<<<<

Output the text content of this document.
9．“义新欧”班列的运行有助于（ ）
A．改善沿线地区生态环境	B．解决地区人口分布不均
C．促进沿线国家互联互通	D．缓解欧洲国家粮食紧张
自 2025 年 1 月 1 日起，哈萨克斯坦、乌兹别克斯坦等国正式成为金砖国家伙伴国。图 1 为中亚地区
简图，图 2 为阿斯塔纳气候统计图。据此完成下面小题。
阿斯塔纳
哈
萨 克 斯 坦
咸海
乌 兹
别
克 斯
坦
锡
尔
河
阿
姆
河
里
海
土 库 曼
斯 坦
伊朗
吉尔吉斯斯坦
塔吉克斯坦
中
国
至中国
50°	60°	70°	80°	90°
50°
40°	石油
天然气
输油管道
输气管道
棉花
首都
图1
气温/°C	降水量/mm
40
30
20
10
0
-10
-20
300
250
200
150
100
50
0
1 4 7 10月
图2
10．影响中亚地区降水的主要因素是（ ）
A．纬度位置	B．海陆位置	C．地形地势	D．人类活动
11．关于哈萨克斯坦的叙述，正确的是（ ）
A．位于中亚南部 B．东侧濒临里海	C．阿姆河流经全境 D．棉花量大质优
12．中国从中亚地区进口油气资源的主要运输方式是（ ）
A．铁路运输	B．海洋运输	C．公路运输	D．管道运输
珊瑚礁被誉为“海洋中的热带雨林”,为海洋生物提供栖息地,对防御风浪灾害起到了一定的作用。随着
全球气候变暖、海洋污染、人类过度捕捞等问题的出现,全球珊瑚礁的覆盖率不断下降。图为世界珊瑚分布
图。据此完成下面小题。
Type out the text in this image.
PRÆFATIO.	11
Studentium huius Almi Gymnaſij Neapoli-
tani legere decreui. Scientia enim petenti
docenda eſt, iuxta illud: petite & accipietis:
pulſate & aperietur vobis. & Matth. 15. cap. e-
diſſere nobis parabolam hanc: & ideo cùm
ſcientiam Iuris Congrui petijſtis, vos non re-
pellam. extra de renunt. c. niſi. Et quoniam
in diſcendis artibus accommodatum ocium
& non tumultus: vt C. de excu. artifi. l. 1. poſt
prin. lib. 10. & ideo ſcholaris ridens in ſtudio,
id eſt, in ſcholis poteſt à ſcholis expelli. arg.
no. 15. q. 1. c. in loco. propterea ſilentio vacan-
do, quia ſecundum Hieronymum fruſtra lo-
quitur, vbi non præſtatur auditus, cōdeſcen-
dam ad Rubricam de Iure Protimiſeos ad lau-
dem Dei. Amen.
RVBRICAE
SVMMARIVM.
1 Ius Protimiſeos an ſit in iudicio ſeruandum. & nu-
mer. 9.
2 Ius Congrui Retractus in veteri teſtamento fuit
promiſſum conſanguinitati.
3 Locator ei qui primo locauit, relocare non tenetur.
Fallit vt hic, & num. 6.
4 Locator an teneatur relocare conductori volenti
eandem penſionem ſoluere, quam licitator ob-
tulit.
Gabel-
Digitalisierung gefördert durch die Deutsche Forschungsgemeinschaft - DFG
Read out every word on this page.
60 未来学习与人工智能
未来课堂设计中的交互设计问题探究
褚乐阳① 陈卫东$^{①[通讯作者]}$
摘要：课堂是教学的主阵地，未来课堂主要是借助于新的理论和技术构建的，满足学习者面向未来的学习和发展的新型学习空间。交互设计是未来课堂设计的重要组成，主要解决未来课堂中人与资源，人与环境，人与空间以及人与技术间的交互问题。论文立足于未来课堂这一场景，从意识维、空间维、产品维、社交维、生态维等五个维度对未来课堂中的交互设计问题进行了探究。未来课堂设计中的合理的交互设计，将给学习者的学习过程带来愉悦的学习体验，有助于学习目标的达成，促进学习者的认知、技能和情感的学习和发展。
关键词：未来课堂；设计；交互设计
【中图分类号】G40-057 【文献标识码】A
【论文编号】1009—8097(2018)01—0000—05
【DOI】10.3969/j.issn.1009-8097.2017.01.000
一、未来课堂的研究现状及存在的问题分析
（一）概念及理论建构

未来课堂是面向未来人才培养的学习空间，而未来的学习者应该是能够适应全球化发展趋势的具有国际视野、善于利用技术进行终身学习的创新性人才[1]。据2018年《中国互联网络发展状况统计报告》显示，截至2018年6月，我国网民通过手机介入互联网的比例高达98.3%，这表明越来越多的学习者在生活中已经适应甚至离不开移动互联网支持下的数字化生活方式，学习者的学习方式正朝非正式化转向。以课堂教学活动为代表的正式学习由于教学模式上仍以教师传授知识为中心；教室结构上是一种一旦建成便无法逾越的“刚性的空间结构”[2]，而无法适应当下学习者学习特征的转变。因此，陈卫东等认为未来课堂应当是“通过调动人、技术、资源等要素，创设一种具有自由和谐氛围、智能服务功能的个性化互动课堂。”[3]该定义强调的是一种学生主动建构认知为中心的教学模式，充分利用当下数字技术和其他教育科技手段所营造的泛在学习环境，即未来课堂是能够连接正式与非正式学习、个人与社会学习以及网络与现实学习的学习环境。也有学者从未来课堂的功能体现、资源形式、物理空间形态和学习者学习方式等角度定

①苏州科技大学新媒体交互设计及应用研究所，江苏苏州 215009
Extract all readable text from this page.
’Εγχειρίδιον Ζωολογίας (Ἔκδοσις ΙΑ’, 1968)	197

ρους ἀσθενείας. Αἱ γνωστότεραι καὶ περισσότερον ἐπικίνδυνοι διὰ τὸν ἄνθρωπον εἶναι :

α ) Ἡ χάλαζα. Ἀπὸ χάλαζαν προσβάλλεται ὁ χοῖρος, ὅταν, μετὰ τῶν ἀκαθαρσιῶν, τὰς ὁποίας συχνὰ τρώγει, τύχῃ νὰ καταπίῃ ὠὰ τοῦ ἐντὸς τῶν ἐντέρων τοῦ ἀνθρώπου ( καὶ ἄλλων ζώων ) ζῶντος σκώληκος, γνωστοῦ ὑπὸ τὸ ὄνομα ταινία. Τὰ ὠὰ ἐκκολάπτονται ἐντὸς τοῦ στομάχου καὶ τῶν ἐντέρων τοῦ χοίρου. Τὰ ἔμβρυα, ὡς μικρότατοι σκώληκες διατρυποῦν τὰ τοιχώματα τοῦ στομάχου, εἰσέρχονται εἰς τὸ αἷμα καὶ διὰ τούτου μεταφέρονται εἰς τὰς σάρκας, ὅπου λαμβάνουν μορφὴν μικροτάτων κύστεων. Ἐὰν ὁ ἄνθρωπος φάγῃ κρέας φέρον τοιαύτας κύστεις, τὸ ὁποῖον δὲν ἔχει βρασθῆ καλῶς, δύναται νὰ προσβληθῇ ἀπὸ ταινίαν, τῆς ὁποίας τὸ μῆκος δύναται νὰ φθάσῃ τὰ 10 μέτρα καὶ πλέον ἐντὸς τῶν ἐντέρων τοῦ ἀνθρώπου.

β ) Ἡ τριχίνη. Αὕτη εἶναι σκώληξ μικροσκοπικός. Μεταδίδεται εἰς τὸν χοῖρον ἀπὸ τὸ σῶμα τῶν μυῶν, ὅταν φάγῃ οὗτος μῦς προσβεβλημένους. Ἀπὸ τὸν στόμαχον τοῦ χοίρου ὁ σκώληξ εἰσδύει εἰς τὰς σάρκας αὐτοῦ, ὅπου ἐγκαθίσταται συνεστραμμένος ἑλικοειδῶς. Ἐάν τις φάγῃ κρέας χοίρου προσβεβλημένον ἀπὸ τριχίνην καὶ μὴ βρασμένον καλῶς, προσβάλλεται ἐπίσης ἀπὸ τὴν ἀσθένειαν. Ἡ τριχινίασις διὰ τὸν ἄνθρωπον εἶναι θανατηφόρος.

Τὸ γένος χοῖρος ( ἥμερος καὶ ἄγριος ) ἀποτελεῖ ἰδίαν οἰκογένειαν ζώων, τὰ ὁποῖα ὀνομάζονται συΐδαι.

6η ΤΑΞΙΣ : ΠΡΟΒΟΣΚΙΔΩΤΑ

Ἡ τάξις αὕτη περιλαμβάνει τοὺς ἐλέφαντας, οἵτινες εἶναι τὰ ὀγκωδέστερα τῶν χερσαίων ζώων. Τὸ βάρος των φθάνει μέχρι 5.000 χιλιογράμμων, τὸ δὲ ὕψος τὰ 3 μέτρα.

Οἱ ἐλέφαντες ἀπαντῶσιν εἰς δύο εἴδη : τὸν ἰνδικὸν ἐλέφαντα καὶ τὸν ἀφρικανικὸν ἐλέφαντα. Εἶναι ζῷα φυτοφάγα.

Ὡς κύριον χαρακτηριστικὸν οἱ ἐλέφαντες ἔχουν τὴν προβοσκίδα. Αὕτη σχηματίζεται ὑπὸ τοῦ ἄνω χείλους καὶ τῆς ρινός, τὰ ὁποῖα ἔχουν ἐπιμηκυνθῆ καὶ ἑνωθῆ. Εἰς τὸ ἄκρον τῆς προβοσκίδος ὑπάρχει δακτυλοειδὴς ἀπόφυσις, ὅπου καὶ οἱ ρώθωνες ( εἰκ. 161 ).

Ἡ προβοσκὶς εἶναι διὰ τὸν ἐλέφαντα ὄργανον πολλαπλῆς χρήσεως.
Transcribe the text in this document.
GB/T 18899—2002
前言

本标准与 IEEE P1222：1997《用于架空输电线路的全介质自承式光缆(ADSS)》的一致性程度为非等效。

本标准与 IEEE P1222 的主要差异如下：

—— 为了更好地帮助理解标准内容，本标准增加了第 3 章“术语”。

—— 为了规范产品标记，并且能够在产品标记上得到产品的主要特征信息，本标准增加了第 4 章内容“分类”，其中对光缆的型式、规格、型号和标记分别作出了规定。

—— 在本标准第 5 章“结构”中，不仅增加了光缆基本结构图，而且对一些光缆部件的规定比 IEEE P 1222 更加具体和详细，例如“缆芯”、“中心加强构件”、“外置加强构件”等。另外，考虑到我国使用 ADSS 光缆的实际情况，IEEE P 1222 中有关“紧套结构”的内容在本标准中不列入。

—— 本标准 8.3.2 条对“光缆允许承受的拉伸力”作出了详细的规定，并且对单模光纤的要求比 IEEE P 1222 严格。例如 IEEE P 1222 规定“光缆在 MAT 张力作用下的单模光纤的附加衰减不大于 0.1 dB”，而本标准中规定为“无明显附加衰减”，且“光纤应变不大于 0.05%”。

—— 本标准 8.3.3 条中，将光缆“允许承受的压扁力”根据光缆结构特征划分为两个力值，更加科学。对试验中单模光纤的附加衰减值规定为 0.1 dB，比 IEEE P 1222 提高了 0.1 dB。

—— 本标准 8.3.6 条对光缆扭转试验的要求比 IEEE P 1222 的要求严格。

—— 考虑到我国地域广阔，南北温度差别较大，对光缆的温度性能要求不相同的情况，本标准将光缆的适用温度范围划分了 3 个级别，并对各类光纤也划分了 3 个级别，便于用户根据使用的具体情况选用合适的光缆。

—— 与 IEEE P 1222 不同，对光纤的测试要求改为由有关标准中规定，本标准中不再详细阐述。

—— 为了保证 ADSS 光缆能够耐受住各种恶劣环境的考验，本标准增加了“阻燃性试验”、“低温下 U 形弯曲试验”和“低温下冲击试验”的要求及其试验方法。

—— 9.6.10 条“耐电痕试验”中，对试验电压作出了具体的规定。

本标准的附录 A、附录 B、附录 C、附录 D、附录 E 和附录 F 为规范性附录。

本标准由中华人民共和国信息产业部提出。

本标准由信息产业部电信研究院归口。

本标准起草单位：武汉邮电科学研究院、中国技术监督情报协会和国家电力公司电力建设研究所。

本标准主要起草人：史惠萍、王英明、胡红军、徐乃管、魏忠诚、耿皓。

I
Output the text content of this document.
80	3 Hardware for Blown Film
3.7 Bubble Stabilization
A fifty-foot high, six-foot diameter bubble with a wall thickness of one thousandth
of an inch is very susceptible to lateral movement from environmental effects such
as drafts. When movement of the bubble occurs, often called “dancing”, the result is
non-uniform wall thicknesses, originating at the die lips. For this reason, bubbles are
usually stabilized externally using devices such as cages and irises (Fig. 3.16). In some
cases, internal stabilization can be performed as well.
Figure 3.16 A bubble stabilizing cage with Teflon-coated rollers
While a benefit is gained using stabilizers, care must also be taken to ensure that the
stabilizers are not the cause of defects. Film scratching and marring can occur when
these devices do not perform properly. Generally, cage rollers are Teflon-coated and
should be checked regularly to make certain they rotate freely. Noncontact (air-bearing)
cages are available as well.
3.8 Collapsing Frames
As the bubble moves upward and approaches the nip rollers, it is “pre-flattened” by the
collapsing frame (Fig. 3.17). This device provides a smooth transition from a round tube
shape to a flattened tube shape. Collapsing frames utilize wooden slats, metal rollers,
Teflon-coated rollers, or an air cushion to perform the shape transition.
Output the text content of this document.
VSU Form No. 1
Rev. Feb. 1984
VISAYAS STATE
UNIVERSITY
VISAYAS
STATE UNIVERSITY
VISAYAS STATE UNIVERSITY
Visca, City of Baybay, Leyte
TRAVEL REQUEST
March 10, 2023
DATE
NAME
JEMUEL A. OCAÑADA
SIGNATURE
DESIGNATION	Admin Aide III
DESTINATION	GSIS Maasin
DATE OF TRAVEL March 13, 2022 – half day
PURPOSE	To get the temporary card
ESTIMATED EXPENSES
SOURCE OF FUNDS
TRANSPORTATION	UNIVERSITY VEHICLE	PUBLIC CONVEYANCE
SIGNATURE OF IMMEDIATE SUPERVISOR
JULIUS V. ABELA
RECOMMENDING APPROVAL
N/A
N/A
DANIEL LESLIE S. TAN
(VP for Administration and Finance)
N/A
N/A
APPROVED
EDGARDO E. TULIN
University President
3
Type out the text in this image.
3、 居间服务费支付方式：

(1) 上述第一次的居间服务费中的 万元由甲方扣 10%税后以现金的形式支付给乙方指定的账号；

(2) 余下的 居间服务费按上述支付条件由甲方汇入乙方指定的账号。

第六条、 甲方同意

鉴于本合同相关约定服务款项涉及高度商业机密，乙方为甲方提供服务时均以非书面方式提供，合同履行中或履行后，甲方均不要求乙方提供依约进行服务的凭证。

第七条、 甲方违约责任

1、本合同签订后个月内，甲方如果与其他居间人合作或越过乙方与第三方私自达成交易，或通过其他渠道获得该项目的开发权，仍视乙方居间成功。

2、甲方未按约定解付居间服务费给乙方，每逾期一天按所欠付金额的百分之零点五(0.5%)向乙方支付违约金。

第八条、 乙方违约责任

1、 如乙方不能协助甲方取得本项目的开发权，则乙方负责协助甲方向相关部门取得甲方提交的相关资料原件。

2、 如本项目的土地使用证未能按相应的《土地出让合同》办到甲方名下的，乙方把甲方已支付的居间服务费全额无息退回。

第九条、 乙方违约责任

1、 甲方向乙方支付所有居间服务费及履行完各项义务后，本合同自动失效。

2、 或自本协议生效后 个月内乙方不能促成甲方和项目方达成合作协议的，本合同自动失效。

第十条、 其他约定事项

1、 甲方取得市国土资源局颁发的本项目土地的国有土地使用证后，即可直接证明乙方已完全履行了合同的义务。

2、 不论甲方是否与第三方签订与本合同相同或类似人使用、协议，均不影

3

>>>>

# [Short task]
Search the entries for the string "本标准增加了第" and collect each line that has it.

# [Solution below]
—— 为了更好地帮助理解标准内容，本标准增加了第 3 章“术语”。
—— 为了规范产品标记，并且能够在产品标记上得到产品的主要特征信息，本标准增加了第 4 章内容“分类”，其中对光缆的型式、规格、型号和标记分别作出了规定。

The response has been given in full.